Supplied text:
*****

A hard-won truce between the vertical and horizontal construction industries is in question after an NZTA report raised serious questions about how the ConstructSafe standard was developed and where the fees from it would go
SiteSafe chief executive Brett Murray has given up his board seat on Construction Health And Safety NZ in the wake of a damning report into how the ConstructSafe testing system was created.
The resignation leaves a draft agreement for site rules in limbo. The rules would have seen Site Safe administer training and a ConstructSafe test required for work on all construction sites.
However, the likelihood of that draft proposal being turned into a reality has diminished after the resignation of Murray from the board of CHASNZ. His resignation comes in the wake of a Deloitte report into the Zero Harm unit at the New Zealand Transport Agency (NZTA).

*****

Work request 1:
Reproduce the passage from "A hard-won truce" to "system was created." in the ConstructSafe article word for word.
Work request 2:
According to the ConstructSafe article, which firm produced the report into the Zero Harm unit at the New Zealand Transport Agency?
The lines after this point are not needed.

*****

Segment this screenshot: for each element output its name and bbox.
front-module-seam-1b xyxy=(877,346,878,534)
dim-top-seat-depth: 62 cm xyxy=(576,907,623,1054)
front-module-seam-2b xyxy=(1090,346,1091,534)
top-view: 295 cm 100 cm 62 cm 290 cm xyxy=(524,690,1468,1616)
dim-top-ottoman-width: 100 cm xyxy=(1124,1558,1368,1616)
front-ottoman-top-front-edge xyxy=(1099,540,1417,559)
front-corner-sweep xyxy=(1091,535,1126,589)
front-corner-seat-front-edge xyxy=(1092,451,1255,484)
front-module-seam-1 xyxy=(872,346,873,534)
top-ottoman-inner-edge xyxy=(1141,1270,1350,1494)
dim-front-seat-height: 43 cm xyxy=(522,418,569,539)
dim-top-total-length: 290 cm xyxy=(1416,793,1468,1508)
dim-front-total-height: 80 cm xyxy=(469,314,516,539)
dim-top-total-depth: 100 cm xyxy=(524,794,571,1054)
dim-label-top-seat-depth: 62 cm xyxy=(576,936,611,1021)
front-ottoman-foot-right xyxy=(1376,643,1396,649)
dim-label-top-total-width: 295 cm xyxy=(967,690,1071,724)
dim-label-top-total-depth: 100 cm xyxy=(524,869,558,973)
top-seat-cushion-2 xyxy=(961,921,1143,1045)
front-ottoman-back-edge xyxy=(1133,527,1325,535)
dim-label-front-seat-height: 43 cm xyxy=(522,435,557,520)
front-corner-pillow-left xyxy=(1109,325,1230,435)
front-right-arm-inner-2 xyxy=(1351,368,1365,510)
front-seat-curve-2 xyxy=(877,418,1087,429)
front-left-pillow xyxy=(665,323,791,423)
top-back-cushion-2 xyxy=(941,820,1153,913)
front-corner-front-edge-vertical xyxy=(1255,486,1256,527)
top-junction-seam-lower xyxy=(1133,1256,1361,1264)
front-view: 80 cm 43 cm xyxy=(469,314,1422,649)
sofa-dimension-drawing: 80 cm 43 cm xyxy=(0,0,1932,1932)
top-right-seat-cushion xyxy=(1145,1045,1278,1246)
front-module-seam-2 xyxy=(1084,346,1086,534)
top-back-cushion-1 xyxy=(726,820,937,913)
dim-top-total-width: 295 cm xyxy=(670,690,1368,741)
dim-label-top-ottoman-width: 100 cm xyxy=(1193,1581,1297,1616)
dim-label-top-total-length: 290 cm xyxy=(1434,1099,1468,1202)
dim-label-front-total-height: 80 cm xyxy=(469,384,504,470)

*****

Answer area 1:
A hard-won truce between the vertical and horizontal construction industries is in question after an NZTA report raised serious questions about how the ConstructSafe standard was developed and where the fees from it would go
SiteSafe chief executive Brett Murray has given up his board seat on Construction Health And Safety NZ in the wake of a damning report into how the ConstructSafe testing system was created.

Answer area 2:
Deloitte